_Brief A_
In the text on the play The Prophet, swap "Playmarket" for "Huia Publishers" and write out the passage from "The Prophet is" to "Atamira in 2012." with that change.

## start Document extract

The Prophet is a 2004 play by New Zealand playwright Hone Kouka. The play has themes of teenage pregnancy and suicide. It is the third play in the Waiora trilogy of plays. It was first performed at the 2004 New Zealand Festival of the Arts in Wellington. It was published by Playmarket in 2006, and televised as part of the six-part series of Māori plays Atamira in 2012.

History 
The inspiration for the play came when playwright Hone Kouka was touring in Gisborne in 1999 with his play Waiora. While he was there a cousin's child committed suicide. The Prophet was his attempt to find out what teenagers would think about this. The cousins are the children of characters from the first play in the trilogy, Waiora: Ty is Mahurangi's son, Laura and Matt are the children of Rongo, Andrew Beautiful is the son of Amiria, and Maia is Boyboy's daughter. The parts Aunty Kay and Laura were written for the actors Tanea Heke and Waimihi Hotere.

## end Document extract
## start Material

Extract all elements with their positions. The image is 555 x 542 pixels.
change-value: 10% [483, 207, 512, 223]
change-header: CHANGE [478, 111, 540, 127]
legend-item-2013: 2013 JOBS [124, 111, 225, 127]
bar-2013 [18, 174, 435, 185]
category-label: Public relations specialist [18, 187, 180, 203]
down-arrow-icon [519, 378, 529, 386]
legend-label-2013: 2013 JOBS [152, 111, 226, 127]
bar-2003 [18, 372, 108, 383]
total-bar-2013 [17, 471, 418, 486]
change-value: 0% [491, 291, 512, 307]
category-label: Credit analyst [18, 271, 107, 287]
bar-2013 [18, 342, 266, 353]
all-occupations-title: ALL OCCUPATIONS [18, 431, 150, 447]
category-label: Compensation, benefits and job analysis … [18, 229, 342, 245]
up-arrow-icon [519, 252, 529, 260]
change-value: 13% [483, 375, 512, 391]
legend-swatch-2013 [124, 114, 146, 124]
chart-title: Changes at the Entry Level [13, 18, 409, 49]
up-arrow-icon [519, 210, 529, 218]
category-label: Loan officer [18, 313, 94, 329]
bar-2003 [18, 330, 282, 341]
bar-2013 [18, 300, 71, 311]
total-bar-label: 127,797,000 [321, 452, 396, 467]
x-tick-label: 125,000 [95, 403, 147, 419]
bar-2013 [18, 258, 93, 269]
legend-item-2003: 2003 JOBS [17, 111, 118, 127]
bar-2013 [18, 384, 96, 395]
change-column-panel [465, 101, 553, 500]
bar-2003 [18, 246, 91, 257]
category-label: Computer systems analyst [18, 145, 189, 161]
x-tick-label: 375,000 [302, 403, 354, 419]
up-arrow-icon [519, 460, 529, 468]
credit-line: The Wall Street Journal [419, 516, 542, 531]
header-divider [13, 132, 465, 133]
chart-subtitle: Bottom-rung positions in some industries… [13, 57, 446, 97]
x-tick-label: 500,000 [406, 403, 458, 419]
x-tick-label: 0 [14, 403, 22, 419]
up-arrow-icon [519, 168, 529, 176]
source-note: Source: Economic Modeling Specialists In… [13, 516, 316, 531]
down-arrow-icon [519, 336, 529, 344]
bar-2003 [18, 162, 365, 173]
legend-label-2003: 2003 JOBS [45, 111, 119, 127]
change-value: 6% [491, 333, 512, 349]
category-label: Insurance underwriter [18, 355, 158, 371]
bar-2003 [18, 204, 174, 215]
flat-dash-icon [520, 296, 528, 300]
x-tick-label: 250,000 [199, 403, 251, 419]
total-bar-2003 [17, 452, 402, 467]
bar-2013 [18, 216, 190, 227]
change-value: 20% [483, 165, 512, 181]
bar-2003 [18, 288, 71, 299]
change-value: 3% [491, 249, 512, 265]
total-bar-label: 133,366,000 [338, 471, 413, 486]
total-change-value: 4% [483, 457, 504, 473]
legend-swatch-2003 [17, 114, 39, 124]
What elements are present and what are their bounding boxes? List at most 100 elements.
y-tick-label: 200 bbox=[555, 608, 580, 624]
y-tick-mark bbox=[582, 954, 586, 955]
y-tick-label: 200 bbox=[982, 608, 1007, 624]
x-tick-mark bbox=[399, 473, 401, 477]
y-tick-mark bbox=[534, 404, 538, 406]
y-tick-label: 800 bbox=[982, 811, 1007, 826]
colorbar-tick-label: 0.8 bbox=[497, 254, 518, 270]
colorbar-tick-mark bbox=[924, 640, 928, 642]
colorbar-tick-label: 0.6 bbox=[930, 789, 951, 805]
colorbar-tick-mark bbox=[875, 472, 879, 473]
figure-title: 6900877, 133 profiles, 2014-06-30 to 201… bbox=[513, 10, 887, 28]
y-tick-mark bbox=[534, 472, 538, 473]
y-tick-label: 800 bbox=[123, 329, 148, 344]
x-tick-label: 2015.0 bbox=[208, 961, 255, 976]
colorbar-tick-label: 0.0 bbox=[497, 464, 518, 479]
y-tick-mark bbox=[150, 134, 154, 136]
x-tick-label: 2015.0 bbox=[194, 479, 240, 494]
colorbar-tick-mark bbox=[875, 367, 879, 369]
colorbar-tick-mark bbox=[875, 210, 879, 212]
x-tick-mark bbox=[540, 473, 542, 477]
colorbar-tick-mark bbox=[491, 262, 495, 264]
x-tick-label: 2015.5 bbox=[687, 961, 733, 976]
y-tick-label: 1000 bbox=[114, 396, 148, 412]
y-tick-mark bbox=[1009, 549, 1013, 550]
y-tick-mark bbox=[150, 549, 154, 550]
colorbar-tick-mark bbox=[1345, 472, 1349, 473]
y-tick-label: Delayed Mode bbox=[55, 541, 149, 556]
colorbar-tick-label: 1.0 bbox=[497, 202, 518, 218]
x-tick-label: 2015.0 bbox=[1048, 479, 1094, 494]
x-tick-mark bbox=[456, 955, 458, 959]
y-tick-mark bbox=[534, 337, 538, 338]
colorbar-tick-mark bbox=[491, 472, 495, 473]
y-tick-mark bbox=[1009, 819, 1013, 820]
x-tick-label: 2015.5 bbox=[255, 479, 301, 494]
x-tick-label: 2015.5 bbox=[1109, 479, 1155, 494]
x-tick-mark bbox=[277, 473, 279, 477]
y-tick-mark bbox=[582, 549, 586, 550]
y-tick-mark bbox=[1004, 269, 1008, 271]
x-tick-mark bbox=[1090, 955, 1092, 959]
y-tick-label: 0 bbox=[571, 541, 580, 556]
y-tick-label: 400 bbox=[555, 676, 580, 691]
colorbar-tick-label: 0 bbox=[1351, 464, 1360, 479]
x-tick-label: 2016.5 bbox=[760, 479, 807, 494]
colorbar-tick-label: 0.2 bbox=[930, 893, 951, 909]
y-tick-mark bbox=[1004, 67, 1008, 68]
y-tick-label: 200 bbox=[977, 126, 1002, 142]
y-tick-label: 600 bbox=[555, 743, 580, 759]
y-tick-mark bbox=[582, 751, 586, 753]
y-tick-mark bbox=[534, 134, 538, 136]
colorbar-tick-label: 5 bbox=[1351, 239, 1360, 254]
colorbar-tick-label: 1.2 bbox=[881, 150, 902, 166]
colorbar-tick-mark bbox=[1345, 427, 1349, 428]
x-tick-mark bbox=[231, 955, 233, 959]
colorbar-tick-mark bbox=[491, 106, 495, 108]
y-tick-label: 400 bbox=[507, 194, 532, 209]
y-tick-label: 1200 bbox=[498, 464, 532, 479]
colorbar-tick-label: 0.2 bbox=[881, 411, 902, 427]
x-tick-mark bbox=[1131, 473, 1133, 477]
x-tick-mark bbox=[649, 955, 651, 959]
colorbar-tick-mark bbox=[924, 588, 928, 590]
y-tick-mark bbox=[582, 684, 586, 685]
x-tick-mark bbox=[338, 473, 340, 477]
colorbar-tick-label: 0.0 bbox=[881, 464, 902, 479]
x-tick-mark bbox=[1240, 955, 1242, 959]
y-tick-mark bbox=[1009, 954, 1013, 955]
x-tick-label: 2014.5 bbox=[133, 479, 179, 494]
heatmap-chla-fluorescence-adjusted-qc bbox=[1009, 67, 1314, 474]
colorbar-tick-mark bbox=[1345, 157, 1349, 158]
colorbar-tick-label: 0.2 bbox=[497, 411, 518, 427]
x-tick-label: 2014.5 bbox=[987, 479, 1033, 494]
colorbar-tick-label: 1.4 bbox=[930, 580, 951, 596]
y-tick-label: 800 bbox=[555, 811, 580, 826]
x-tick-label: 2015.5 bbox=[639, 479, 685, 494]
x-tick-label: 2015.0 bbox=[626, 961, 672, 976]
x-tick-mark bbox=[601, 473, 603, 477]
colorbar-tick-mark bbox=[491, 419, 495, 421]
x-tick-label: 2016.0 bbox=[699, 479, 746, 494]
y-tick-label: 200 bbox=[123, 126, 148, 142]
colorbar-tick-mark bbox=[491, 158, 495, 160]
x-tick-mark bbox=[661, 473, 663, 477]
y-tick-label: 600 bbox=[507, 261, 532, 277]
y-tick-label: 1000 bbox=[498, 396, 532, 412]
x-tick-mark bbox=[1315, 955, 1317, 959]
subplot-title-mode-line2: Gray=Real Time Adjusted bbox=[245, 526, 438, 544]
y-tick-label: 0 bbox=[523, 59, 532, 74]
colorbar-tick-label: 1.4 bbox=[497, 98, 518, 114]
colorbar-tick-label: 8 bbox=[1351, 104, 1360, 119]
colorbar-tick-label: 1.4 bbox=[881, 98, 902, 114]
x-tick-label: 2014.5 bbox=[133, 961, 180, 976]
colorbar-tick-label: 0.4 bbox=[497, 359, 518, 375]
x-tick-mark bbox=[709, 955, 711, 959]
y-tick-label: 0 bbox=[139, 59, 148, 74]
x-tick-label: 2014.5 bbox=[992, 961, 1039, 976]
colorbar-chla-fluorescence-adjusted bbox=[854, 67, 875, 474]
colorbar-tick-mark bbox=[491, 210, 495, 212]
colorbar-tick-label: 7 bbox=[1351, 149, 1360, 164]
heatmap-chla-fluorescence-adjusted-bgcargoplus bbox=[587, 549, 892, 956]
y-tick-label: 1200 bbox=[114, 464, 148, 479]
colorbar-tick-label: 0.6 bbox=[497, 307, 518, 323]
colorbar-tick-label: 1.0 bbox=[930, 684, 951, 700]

## end Material

_Brief B_
State only the number of lines in the records that contain the string "legend".

_Answer A_
The Prophet is a 2004 play by New Zealand playwright Hone Kouka. The play has themes of teenage pregnancy and suicide. It is the third play in the Waiora trilogy of plays. It was first performed at the 2004 New Zealand Festival of the Arts in Wellington. It was published by Huia Publishers in 2006, and televised as part of the six-part series of Māori plays Atamira in 2012.

_Answer B_
6